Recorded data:

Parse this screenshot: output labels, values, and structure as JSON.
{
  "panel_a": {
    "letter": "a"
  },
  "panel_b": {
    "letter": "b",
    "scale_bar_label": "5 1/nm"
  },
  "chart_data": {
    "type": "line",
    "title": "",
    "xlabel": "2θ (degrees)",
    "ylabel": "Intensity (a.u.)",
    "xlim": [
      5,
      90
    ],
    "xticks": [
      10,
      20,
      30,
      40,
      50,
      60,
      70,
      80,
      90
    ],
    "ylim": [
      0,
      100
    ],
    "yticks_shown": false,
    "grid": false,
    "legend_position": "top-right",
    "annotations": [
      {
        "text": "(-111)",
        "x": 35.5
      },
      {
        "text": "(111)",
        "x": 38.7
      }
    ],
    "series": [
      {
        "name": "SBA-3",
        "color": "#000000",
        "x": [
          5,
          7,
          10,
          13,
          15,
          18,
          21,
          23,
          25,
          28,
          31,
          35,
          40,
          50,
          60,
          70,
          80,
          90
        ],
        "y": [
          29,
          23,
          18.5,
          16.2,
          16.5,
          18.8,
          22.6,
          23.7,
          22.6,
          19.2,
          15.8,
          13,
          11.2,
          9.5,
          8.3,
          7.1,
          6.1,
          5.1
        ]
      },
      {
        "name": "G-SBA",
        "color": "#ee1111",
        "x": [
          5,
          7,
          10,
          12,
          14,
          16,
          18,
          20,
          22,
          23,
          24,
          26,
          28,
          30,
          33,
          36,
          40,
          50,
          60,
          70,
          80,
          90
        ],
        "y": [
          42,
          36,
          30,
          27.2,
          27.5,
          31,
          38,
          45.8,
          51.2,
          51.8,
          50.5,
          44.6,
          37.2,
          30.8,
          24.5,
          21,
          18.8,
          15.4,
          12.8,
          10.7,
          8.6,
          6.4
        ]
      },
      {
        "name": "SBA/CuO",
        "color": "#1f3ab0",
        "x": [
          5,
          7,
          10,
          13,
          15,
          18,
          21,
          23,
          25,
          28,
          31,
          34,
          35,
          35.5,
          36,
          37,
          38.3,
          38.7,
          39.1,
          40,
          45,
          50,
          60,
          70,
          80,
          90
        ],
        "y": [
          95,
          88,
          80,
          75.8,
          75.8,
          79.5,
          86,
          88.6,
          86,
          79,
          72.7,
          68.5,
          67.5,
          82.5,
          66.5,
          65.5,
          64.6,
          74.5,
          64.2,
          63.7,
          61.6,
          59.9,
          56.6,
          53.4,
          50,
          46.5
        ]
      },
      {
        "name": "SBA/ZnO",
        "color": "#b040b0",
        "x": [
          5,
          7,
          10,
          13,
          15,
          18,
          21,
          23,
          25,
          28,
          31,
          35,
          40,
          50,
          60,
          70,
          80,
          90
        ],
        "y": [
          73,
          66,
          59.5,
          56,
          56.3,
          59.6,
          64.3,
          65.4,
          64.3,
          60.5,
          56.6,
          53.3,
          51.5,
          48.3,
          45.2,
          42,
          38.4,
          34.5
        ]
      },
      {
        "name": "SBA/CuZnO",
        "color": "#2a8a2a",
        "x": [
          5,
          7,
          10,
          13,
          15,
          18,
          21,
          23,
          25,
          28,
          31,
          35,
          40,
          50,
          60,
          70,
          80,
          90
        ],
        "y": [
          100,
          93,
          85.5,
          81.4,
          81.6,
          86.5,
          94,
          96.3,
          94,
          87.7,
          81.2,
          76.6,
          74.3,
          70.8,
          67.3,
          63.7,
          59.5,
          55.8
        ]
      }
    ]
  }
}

• [Written request]:
Extract each entry in full and write it down exactly.

• [Correct response]:
Parse this screenshot: output labels, values, and structure as JSON.
{
  "panel_a": {
    "letter": "a"
  },
  "panel_b": {
    "letter": "b",
    "scale_bar_label": "5 1/nm"
  },
  "chart_data": {
    "type": "line",
    "title": "",
    "xlabel": "2θ (degrees)",
    "ylabel": "Intensity (a.u.)",
    "xlim": [
      5,
      90
    ],
    "xticks": [
      10,
      20,
      30,
      40,
      50,
      60,
      70,
      80,
      90
    ],
    "ylim": [
      0,
      100
    ],
    "yticks_shown": false,
    "grid": false,
    "legend_position": "top-right",
    "annotations": [
      {
        "text": "(-111)",
        "x": 35.5
      },
      {
        "text": "(111)",
        "x": 38.7
      }
    ],
    "series": [
      {
        "name": "SBA-3",
        "color": "#000000",
        "x": [
          5,
          7,
          10,
          13,
          15,
          18,
          21,
          23,
          25,
          28,
          31,
          35,
          40,
          50,
          60,
          70,
          80,
          90
        ],
        "y": [
          29,
          23,
          18.5,
          16.2,
          16.5,
          18.8,
          22.6,
          23.7,
          22.6,
          19.2,
          15.8,
          13,
          11.2,
          9.5,
          8.3,
          7.1,
          6.1,
          5.1
        ]
      },
      {
        "name": "G-SBA",
        "color": "#ee1111",
        "x": [
          5,
          7,
          10,
          12,
          14,
          16,
          18,
          20,
          22,
          23,
          24,
          26,
          28,
          30,
          33,
          36,
          40,
          50,
          60,
          70,
          80,
          90
        ],
        "y": [
          42,
          36,
          30,
          27.2,
          27.5,
          31,
          38,
          45.8,
          51.2,
          51.8,
          50.5,
          44.6,
          37.2,
          30.8,
          24.5,
          21,
          18.8,
          15.4,
          12.8,
          10.7,
          8.6,
          6.4
        ]
      },
      {
        "name": "SBA/CuO",
        "color": "#1f3ab0",
        "x": [
          5,
          7,
          10,
          13,
          15,
          18,
          21,
          23,
          25,
          28,
          31,
          34,
          35,
          35.5,
          36,
          37,
          38.3,
          38.7,
          39.1,
          40,
          45,
          50,
          60,
          70,
          80,
          90
        ],
        "y": [
          95,
          88,
          80,
          75.8,
          75.8,
          79.5,
          86,
          88.6,
          86,
          79,
          72.7,
          68.5,
          67.5,
          82.5,
          66.5,
          65.5,
          64.6,
          74.5,
          64.2,
          63.7,
          61.6,
          59.9,
          56.6,
          53.4,
          50,
          46.5
        ]
      },
      {
        "name": "SBA/ZnO",
        "color": "#b040b0",
        "x": [
          5,
          7,
          10,
          13,
          15,
          18,
          21,
          23,
          25,
          28,
          31,
          35,
          40,
          50,
          60,
          70,
          80,
          90
        ],
        "y": [
          73,
          66,
          59.5,
          56,
          56.3,
          59.6,
          64.3,
          65.4,
          64.3,
          60.5,
          56.6,
          53.3,
          51.5,
          48.3,
          45.2,
          42,
          38.4,
          34.5
        ]
      },
      {
        "name": "SBA/CuZnO",
        "color": "#2a8a2a",
        "x": [
          5,
          7,
          10,
          13,
          15,
          18,
          21,
          23,
          25,
          28,
          31,
          35,
          40,
          50,
          60,
          70,
          80,
          90
        ],
        "y": [
          100,
          93,
          85.5,
          81.4,
          81.6,
          86.5,
          94,
          96.3,
          94,
          87.7,
          81.2,
          76.6,
          74.3,
          70.8,
          67.3,
          63.7,
          59.5,
          55.8
        ]
      }
    ]
  }
}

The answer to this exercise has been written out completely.